== Dataset records ==
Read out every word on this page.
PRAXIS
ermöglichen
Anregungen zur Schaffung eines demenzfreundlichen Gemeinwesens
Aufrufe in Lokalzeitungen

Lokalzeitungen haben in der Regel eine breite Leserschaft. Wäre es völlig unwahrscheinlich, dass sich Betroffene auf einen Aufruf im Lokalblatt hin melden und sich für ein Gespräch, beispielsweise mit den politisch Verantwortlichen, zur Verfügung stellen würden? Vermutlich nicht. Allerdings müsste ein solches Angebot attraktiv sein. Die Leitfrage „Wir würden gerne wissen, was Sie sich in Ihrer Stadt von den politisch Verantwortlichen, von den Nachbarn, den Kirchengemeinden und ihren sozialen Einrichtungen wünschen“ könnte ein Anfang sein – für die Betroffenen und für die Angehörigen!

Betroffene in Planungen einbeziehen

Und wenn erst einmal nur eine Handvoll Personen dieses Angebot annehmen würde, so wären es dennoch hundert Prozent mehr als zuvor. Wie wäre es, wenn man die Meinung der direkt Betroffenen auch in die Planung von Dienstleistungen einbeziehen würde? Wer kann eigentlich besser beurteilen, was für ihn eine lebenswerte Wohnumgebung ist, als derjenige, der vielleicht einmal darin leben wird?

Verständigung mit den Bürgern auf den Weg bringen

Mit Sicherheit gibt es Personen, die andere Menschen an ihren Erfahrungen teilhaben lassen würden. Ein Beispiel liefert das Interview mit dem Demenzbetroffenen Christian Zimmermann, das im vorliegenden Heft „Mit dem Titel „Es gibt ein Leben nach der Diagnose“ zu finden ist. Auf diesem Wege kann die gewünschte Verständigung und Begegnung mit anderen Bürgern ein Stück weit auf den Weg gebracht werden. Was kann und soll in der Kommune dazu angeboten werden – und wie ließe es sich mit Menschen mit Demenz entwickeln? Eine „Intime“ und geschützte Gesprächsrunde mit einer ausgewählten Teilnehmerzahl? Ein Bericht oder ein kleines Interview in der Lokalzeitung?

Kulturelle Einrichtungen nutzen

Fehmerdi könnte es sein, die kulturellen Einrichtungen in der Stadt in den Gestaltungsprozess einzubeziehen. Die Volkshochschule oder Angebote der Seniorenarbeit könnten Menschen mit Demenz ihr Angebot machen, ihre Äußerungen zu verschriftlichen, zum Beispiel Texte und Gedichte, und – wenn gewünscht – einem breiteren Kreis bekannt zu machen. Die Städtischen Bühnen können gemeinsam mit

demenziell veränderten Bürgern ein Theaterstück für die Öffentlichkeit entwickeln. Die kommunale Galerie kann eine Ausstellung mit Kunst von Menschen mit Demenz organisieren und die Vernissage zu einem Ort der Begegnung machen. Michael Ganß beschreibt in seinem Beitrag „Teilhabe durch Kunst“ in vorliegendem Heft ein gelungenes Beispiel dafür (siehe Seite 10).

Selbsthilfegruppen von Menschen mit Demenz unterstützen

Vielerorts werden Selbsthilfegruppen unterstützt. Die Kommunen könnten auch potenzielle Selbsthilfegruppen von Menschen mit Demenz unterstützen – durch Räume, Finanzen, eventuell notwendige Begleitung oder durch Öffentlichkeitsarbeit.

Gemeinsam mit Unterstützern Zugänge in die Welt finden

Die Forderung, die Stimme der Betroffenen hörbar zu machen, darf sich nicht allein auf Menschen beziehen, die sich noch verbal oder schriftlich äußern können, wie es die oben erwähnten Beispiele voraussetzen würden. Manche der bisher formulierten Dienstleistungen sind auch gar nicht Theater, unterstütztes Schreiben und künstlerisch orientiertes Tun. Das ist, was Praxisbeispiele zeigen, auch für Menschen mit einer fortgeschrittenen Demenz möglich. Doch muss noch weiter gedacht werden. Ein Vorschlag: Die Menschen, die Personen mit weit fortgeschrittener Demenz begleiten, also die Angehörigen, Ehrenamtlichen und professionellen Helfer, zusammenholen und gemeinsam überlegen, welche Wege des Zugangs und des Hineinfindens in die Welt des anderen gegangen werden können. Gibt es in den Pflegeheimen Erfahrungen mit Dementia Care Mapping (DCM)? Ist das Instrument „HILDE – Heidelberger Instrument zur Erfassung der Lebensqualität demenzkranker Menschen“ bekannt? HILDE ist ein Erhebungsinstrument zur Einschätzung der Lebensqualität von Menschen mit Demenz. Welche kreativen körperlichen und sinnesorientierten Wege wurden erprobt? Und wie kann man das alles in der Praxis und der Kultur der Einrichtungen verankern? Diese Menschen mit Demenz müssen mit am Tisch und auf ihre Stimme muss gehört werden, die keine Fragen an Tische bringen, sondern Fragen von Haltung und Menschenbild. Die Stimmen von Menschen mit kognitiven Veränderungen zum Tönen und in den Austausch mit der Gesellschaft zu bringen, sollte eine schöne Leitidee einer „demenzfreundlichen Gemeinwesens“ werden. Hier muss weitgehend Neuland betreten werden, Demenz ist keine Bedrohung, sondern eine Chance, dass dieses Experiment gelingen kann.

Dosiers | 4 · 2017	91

== Task details ==
The records above are to be duplicated in full and exactly.

== Response to the exercise ==
Read out every word on this page.
PRAXIS
ermöglichen
Anregungen zur Schaffung eines demenzfreundlichen Gemeinwesens
Aufrufe in Lokalzeitungen

Lokalzeitungen haben in der Regel eine breite Leserschaft. Wäre es völlig unwahrscheinlich, dass sich Betroffene auf einen Aufruf im Lokalblatt hin melden und sich für ein Gespräch, beispielsweise mit den politisch Verantwortlichen, zur Verfügung stellen würden? Vermutlich nicht. Allerdings müsste ein solches Angebot attraktiv sein. Die Leitfrage „Wir würden gerne wissen, was Sie sich in Ihrer Stadt von den politisch Verantwortlichen, von den Nachbarn, den Kirchengemeinden und ihren sozialen Einrichtungen wünschen“ könnte ein Anfang sein – für die Betroffenen und für die Angehörigen!

Betroffene in Planungen einbeziehen

Und wenn erst einmal nur eine Handvoll Personen dieses Angebot annehmen würde, so wären es dennoch hundert Prozent mehr als zuvor. Wie wäre es, wenn man die Meinung der direkt Betroffenen auch in die Planung von Dienstleistungen einbeziehen würde? Wer kann eigentlich besser beurteilen, was für ihn eine lebenswerte Wohnumgebung ist, als derjenige, der vielleicht einmal darin leben wird?

Verständigung mit den Bürgern auf den Weg bringen

Mit Sicherheit gibt es Personen, die andere Menschen an ihren Erfahrungen teilhaben lassen würden. Ein Beispiel liefert das Interview mit dem Demenzbetroffenen Christian Zimmermann, das im vorliegenden Heft „Mit dem Titel „Es gibt ein Leben nach der Diagnose“ zu finden ist. Auf diesem Wege kann die gewünschte Verständigung und Begegnung mit anderen Bürgern ein Stück weit auf den Weg gebracht werden. Was kann und soll in der Kommune dazu angeboten werden – und wie ließe es sich mit Menschen mit Demenz entwickeln? Eine „Intime“ und geschützte Gesprächsrunde mit einer ausgewählten Teilnehmerzahl? Ein Bericht oder ein kleines Interview in der Lokalzeitung?

Kulturelle Einrichtungen nutzen

Fehmerdi könnte es sein, die kulturellen Einrichtungen in der Stadt in den Gestaltungsprozess einzubeziehen. Die Volkshochschule oder Angebote der Seniorenarbeit könnten Menschen mit Demenz ihr Angebot machen, ihre Äußerungen zu verschriftlichen, zum Beispiel Texte und Gedichte, und – wenn gewünscht – einem breiteren Kreis bekannt zu machen. Die Städtischen Bühnen können gemeinsam mit

demenziell veränderten Bürgern ein Theaterstück für die Öffentlichkeit entwickeln. Die kommunale Galerie kann eine Ausstellung mit Kunst von Menschen mit Demenz organisieren und die Vernissage zu einem Ort der Begegnung machen. Michael Ganß beschreibt in seinem Beitrag „Teilhabe durch Kunst“ in vorliegendem Heft ein gelungenes Beispiel dafür (siehe Seite 10).

Selbsthilfegruppen von Menschen mit Demenz unterstützen

Vielerorts werden Selbsthilfegruppen unterstützt. Die Kommunen könnten auch potenzielle Selbsthilfegruppen von Menschen mit Demenz unterstützen – durch Räume, Finanzen, eventuell notwendige Begleitung oder durch Öffentlichkeitsarbeit.

Gemeinsam mit Unterstützern Zugänge in die Welt finden

Die Forderung, die Stimme der Betroffenen hörbar zu machen, darf sich nicht allein auf Menschen beziehen, die sich noch verbal oder schriftlich äußern können, wie es die oben erwähnten Beispiele voraussetzen würden. Manche der bisher formulierten Dienstleistungen sind auch gar nicht Theater, unterstütztes Schreiben und künstlerisch orientiertes Tun. Das ist, was Praxisbeispiele zeigen, auch für Menschen mit einer fortgeschrittenen Demenz möglich. Doch muss noch weiter gedacht werden. Ein Vorschlag: Die Menschen, die Personen mit weit fortgeschrittener Demenz begleiten, also die Angehörigen, Ehrenamtlichen und professionellen Helfer, zusammenholen und gemeinsam überlegen, welche Wege des Zugangs und des Hineinfindens in die Welt des anderen gegangen werden können. Gibt es in den Pflegeheimen Erfahrungen mit Dementia Care Mapping (DCM)? Ist das Instrument „HILDE – Heidelberger Instrument zur Erfassung der Lebensqualität demenzkranker Menschen“ bekannt? HILDE ist ein Erhebungsinstrument zur Einschätzung der Lebensqualität von Menschen mit Demenz. Welche kreativen körperlichen und sinnesorientierten Wege wurden erprobt? Und wie kann man das alles in der Praxis und der Kultur der Einrichtungen verankern? Diese Menschen mit Demenz müssen mit am Tisch und auf ihre Stimme muss gehört werden, die keine Fragen an Tische bringen, sondern Fragen von Haltung und Menschenbild. Die Stimmen von Menschen mit kognitiven Veränderungen zum Tönen und in den Austausch mit der Gesellschaft zu bringen, sollte eine schöne Leitidee einer „demenzfreundlichen Gemeinwesens“ werden. Hier muss weitgehend Neuland betreten werden, Demenz ist keine Bedrohung, sondern eine Chance, dass dieses Experiment gelingen kann.

Dosiers | 4 · 2017	91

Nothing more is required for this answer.